[Data entries]
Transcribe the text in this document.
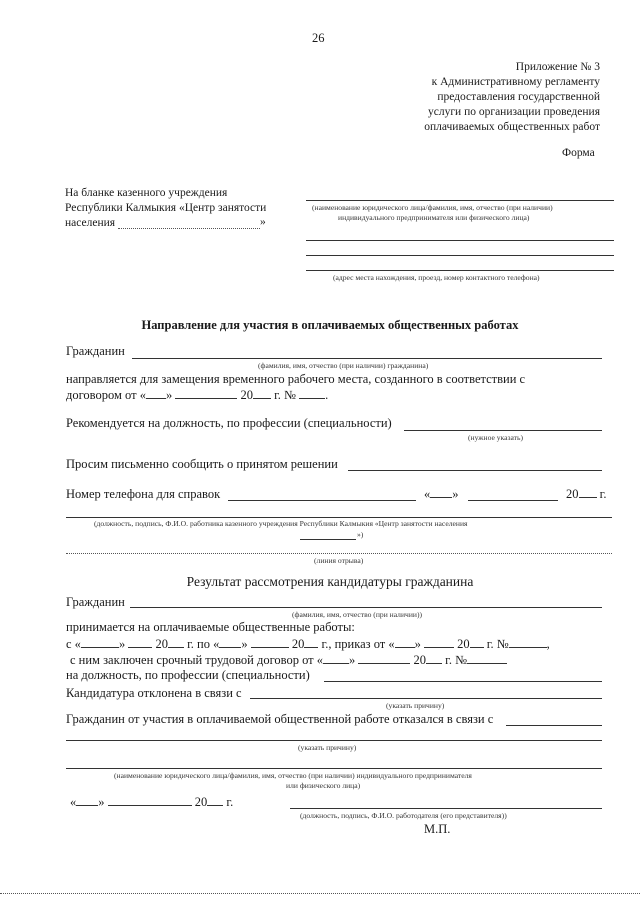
26
Приложение № 3
к Административному регламенту
предоставления государственной
услуги по организации проведения
оплачиваемых общественных работ
Форма
На бланке казенного учреждения
Республики Калмыкия «Центр занятости
населения	»
(наименование юридического лица/фамилия, имя, отчество (при наличии)
индивидуального предпринимателя или физического лица)
(адрес места нахождения, проезд, номер контактного телефона)
Направление для участия в оплачиваемых общественных работах
Гражданин
(фамилия, имя, отчество (при наличии) гражданина)
направляется для замещения временного рабочего места, созданного в соответствии с
договором от « »	20 г. № .
Рекомендуется на должность, по профессии (специальности)
(нужное указать)
Просим письменно сообщить о принятом решении
Номер телефона для справок	« »	20 г.
(должность, подпись, Ф.И.О. работника казенного учреждения Республики Калмыкия «Центр занятости населения
»)
(линия отрыва)
Результат рассмотрения кандидатуры гражданина
Гражданин
(фамилия, имя, отчество (при наличии))
принимается на оплачиваемые общественные работы:
с «	» 20 г. по « »	20 г., приказ от « »	20 г. №	,
с ним заключен срочный трудовой договор от « »	20 г. №
на должность, по профессии (специальности)
Кандидатура отклонена в связи с
(указать причину)
Гражданин от участия в оплачиваемой общественной работе отказался в связи с
(указать причину)
(наименование юридического лица/фамилия, имя, отчество (при наличии) индивидуального предпринимателя
или физического лица)
« »	20 г.
(должность, подпись, Ф.И.О. работодателя (его представителя))
М.П.
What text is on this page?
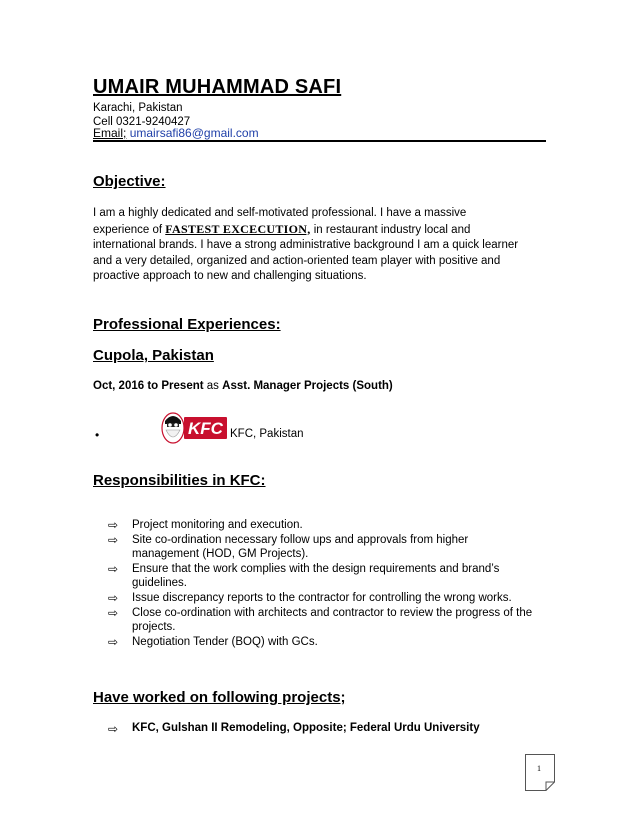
UMAIR MUHAMMAD SAFI
Karachi, Pakistan
Cell 0321-9240427
Email; umairsafi86@gmail.com
Objective:
I am a highly dedicated and self-motivated professional. I have a massive experience of FASTEST EXCECUTION, in restaurant industry local and international brands. I have a strong administrative background I am a quick learner and a very detailed, organized and action-oriented team player with positive and proactive approach to new and challenging situations.
Professional Experiences:
Cupola, Pakistan
Oct, 2016 to Present as Asst. Manager Projects (South)
•	KFC KFC, Pakistan
Responsibilities in KFC:
⇨ Project monitoring and execution.
⇨ Site co-ordination necessary follow ups and approvals from higher management (HOD, GM Projects).
⇨ Ensure that the work complies with the design requirements and brand’s guidelines.
⇨ Issue discrepancy reports to the contractor for controlling the wrong works.
⇨ Close co-ordination with architects and contractor to review the progress of the projects.
⇨ Negotiation Tender (BOQ) with GCs.
Have worked on following projects;
⇨ KFC, Gulshan II Remodeling, Opposite; Federal Urdu University
1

_YOUR TASK_
Go through the listing above and locate each line that holds the word "Центр". Copy those lines.

_TASK RESPONSE_
Республики Калмыкия «Центр занятости
(должность, подпись, Ф.И.О. работника казенного учреждения Республики Калмыкия «Центр занятости населения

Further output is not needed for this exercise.